What is expected
Tally up the lines where the string "corresponden" appears; reply with the number only.

--------

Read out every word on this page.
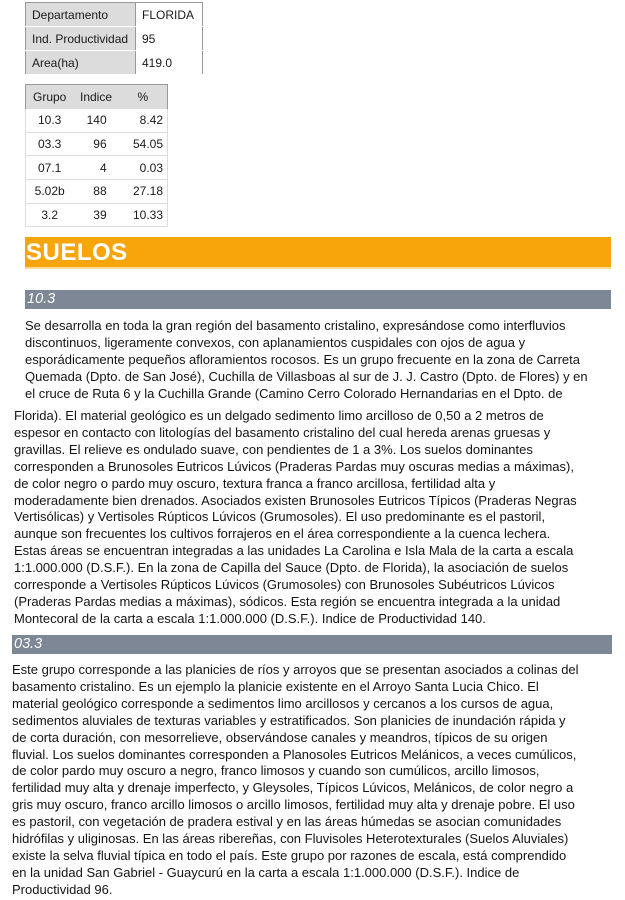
Departamento	FLORIDA
Ind. Productividad	95
Area(ha)	419.0
Grupo	Indice	%
10.3	140	8.42
03.3	96	54.05
07.1	4	0.03
5.02b	88	27.18
3.2	39	10.33
SUELOS
10.3
Se desarrolla en toda la gran región del basamento cristalino, expresándose como interfluvios
discontinuos, ligeramente convexos, con aplanamientos cuspidales con ojos de agua y
esporádicamente pequeños afloramientos rocosos. Es un grupo frecuente en la zona de Carreta
Quemada (Dpto. de San José), Cuchilla de Villasboas al sur de J. J. Castro (Dpto. de Flores) y en
el cruce de Ruta 6 y la Cuchilla Grande (Camino Cerro Colorado Hernandarias en el Dpto. de
Florida). El material geológico es un delgado sedimento limo arcilloso de 0,50 a 2 metros de
espesor en contacto con litologías del basamento cristalino del cual hereda arenas gruesas y
gravillas. El relieve es ondulado suave, con pendientes de 1 a 3%. Los suelos dominantes
corresponden a Brunosoles Eutricos Lúvicos (Praderas Pardas muy oscuras medias a máximas),
de color negro o pardo muy oscuro, textura franca a franco arcillosa, fertilidad alta y
moderadamente bien drenados. Asociados existen Brunosoles Eutricos Típicos (Praderas Negras
Vertisólicas) y Vertisoles Rúpticos Lúvicos (Grumosoles). El uso predominante es el pastoril,
aunque son frecuentes los cultivos forrajeros en el área correspondiente a la cuenca lechera.
Estas áreas se encuentran integradas a las unidades La Carolina e Isla Mala de la carta a escala
1:1.000.000 (D.S.F.). En la zona de Capilla del Sauce (Dpto. de Florida), la asociación de suelos
corresponde a Vertisoles Rúpticos Lúvicos (Grumosoles) con Brunosoles Subéutricos Lúvicos
(Praderas Pardas medias a máximas), sódicos. Esta región se encuentra integrada a la unidad
Montecoral de la carta a escala 1:1.000.000 (D.S.F.). Indice de Productividad 140.
03.3
Este grupo corresponde a las planicies de ríos y arroyos que se presentan asociados a colinas del
basamento cristalino. Es un ejemplo la planicie existente en el Arroyo Santa Lucia Chico. El
material geológico corresponde a sedimentos limo arcillosos y cercanos a los cursos de agua,
sedimentos aluviales de texturas variables y estratificados. Son planicies de inundación rápida y
de corta duración, con mesorrelieve, observándose canales y meandros, típicos de su origen
fluvial. Los suelos dominantes corresponden a Planosoles Eutricos Melánicos, a veces cumúlicos,
de color pardo muy oscuro a negro, franco limosos y cuando son cumúlicos, arcillo limosos,
fertilidad muy alta y drenaje imperfecto, y Gleysoles, Típicos Lúvicos, Melánicos, de color negro a
gris muy oscuro, franco arcillo limosos o arcillo limosos, fertilidad muy alta y drenaje pobre. El uso
es pastoril, con vegetación de pradera estival y en las áreas húmedas se asocian comunidades
hidrófilas y uliginosas. En las áreas ribereñas, con Fluvisoles Heterotexturales (Suelos Aluviales)
existe la selva fluvial típica en todo el país. Este grupo por razones de escala, está comprendido
en la unidad San Gabriel - Guaycurú en la carta a escala 1:1.000.000 (D.S.F.). Indice de
Productividad 96.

--------

Solved exercise
2